Stored records:

►

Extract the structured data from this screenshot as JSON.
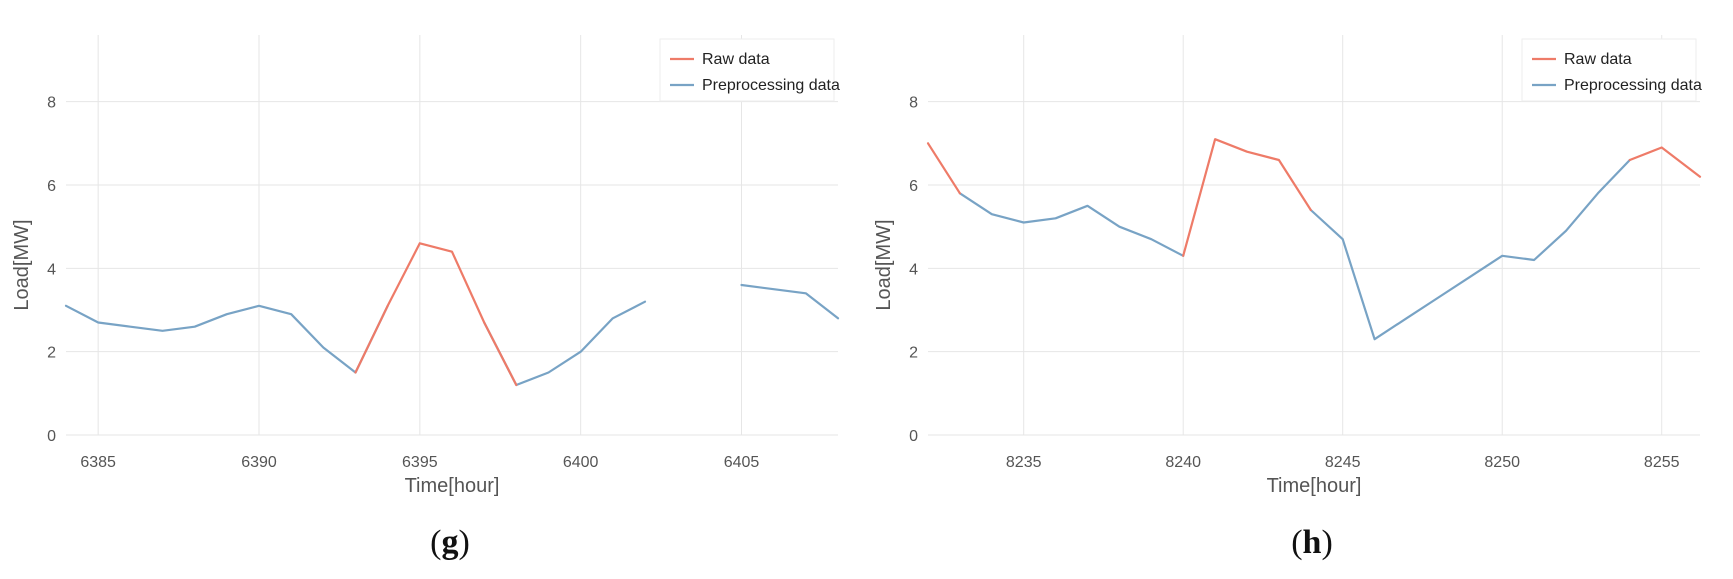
{
  "colors": {
    "raw": "#ee7b68",
    "preprocessing": "#78a3c5"
  },
  "chart_data": [
    {
      "type": "line",
      "panel_label": "g",
      "title": "",
      "xlabel": "Time[hour]",
      "ylabel": "Load[MW]",
      "xlim": [
        6384,
        6408
      ],
      "ylim": [
        0,
        9.6
      ],
      "xticks": [
        6385,
        6390,
        6395,
        6400,
        6405
      ],
      "yticks": [
        0,
        2,
        4,
        6,
        8
      ],
      "grid": true,
      "legend_position": "top-right",
      "series": [
        {
          "name": "Raw data",
          "color_key": "raw",
          "segments": [
            [
              [
                6393,
                1.5
              ],
              [
                6394,
                3.1
              ],
              [
                6395,
                4.6
              ],
              [
                6396,
                4.4
              ],
              [
                6397,
                2.7
              ],
              [
                6398,
                1.2
              ]
            ]
          ]
        },
        {
          "name": "Preprocessing data",
          "color_key": "preprocessing",
          "segments": [
            [
              [
                6384,
                3.1
              ],
              [
                6385,
                2.7
              ],
              [
                6386,
                2.6
              ],
              [
                6387,
                2.5
              ],
              [
                6388,
                2.6
              ],
              [
                6389,
                2.9
              ],
              [
                6390,
                3.1
              ],
              [
                6391,
                2.9
              ],
              [
                6392,
                2.1
              ],
              [
                6393,
                1.5
              ],
              [
                6394,
                3.1
              ]
            ],
            [
              [
                6397,
                2.7
              ],
              [
                6398,
                1.2
              ],
              [
                6399,
                1.5
              ],
              [
                6400,
                2.0
              ],
              [
                6401,
                2.8
              ],
              [
                6402,
                3.2
              ]
            ],
            [
              [
                6405,
                3.6
              ],
              [
                6406,
                3.5
              ],
              [
                6407,
                3.4
              ],
              [
                6408,
                2.8
              ]
            ]
          ]
        }
      ]
    },
    {
      "type": "line",
      "panel_label": "h",
      "title": "",
      "xlabel": "Time[hour]",
      "ylabel": "Load[MW]",
      "xlim": [
        8232,
        8256.2
      ],
      "ylim": [
        0,
        9.6
      ],
      "xticks": [
        8235,
        8240,
        8245,
        8250,
        8255
      ],
      "yticks": [
        0,
        2,
        4,
        6,
        8
      ],
      "grid": true,
      "legend_position": "top-right",
      "series": [
        {
          "name": "Raw data",
          "color_key": "raw",
          "segments": [
            [
              [
                8232,
                7.0
              ],
              [
                8233,
                5.8
              ]
            ],
            [
              [
                8240,
                4.3
              ],
              [
                8241,
                7.1
              ],
              [
                8242,
                6.8
              ],
              [
                8243,
                6.6
              ],
              [
                8244,
                5.4
              ]
            ],
            [
              [
                8254,
                6.6
              ],
              [
                8255,
                6.9
              ],
              [
                8256.2,
                6.2
              ]
            ]
          ]
        },
        {
          "name": "Preprocessing data",
          "color_key": "preprocessing",
          "segments": [
            [
              [
                8233,
                5.8
              ],
              [
                8234,
                5.3
              ],
              [
                8235,
                5.1
              ],
              [
                8236,
                5.2
              ],
              [
                8237,
                5.5
              ],
              [
                8238,
                5.0
              ],
              [
                8239,
                4.7
              ],
              [
                8240,
                4.3
              ]
            ],
            [
              [
                8244,
                5.4
              ],
              [
                8245,
                4.7
              ],
              [
                8246,
                2.3
              ],
              [
                8247,
                2.8
              ],
              [
                8248,
                3.3
              ],
              [
                8249,
                3.8
              ],
              [
                8250,
                4.3
              ],
              [
                8251,
                4.2
              ],
              [
                8252,
                4.9
              ],
              [
                8253,
                5.8
              ],
              [
                8254,
                6.6
              ]
            ]
          ]
        }
      ]
    }
  ]
}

◄

What you should do: An exact transcription of all the entries is required, without the pictures.

Response:
Extract the structured data from this screenshot as JSON.
{
  "colors": {
    "raw": "#ee7b68",
    "preprocessing": "#78a3c5"
  },
  "chart_data": [
    {
      "type": "line",
      "panel_label": "g",
      "title": "",
      "xlabel": "Time[hour]",
      "ylabel": "Load[MW]",
      "xlim": [
        6384,
        6408
      ],
      "ylim": [
        0,
        9.6
      ],
      "xticks": [
        6385,
        6390,
        6395,
        6400,
        6405
      ],
      "yticks": [
        0,
        2,
        4,
        6,
        8
      ],
      "grid": true,
      "legend_position": "top-right",
      "series": [
        {
          "name": "Raw data",
          "color_key": "raw",
          "segments": [
            [
              [
                6393,
                1.5
              ],
              [
                6394,
                3.1
              ],
              [
                6395,
                4.6
              ],
              [
                6396,
                4.4
              ],
              [
                6397,
                2.7
              ],
              [
                6398,
                1.2
              ]
            ]
          ]
        },
        {
          "name": "Preprocessing data",
          "color_key": "preprocessing",
          "segments": [
            [
              [
                6384,
                3.1
              ],
              [
                6385,
                2.7
              ],
              [
                6386,
                2.6
              ],
              [
                6387,
                2.5
              ],
              [
                6388,
                2.6
              ],
              [
                6389,
                2.9
              ],
              [
                6390,
                3.1
              ],
              [
                6391,
                2.9
              ],
              [
                6392,
                2.1
              ],
              [
                6393,
                1.5
              ],
              [
                6394,
                3.1
              ]
            ],
            [
              [
                6397,
                2.7
              ],
              [
                6398,
                1.2
              ],
              [
                6399,
                1.5
              ],
              [
                6400,
                2.0
              ],
              [
                6401,
                2.8
              ],
              [
                6402,
                3.2
              ]
            ],
            [
              [
                6405,
                3.6
              ],
              [
                6406,
                3.5
              ],
              [
                6407,
                3.4
              ],
              [
                6408,
                2.8
              ]
            ]
          ]
        }
      ]
    },
    {
      "type": "line",
      "panel_label": "h",
      "title": "",
      "xlabel": "Time[hour]",
      "ylabel": "Load[MW]",
      "xlim": [
        8232,
        8256.2
      ],
      "ylim": [
        0,
        9.6
      ],
      "xticks": [
        8235,
        8240,
        8245,
        8250,
        8255
      ],
      "yticks": [
        0,
        2,
        4,
        6,
        8
      ],
      "grid": true,
      "legend_position": "top-right",
      "series": [
        {
          "name": "Raw data",
          "color_key": "raw",
          "segments": [
            [
              [
                8232,
                7.0
              ],
              [
                8233,
                5.8
              ]
            ],
            [
              [
                8240,
                4.3
              ],
              [
                8241,
                7.1
              ],
              [
                8242,
                6.8
              ],
              [
                8243,
                6.6
              ],
              [
                8244,
                5.4
              ]
            ],
            [
              [
                8254,
                6.6
              ],
              [
                8255,
                6.9
              ],
              [
                8256.2,
                6.2
              ]
            ]
          ]
        },
        {
          "name": "Preprocessing data",
          "color_key": "preprocessing",
          "segments": [
            [
              [
                8233,
                5.8
              ],
              [
                8234,
                5.3
              ],
              [
                8235,
                5.1
              ],
              [
                8236,
                5.2
              ],
              [
                8237,
                5.5
              ],
              [
                8238,
                5.0
              ],
              [
                8239,
                4.7
              ],
              [
                8240,
                4.3
              ]
            ],
            [
              [
                8244,
                5.4
              ],
              [
                8245,
                4.7
              ],
              [
                8246,
                2.3
              ],
              [
                8247,
                2.8
              ],
              [
                8248,
                3.3
              ],
              [
                8249,
                3.8
              ],
              [
                8250,
                4.3
              ],
              [
                8251,
                4.2
              ],
              [
                8252,
                4.9
              ],
              [
                8253,
                5.8
              ],
              [
                8254,
                6.6
              ]
            ]
          ]
        }
      ]
    }
  ]
}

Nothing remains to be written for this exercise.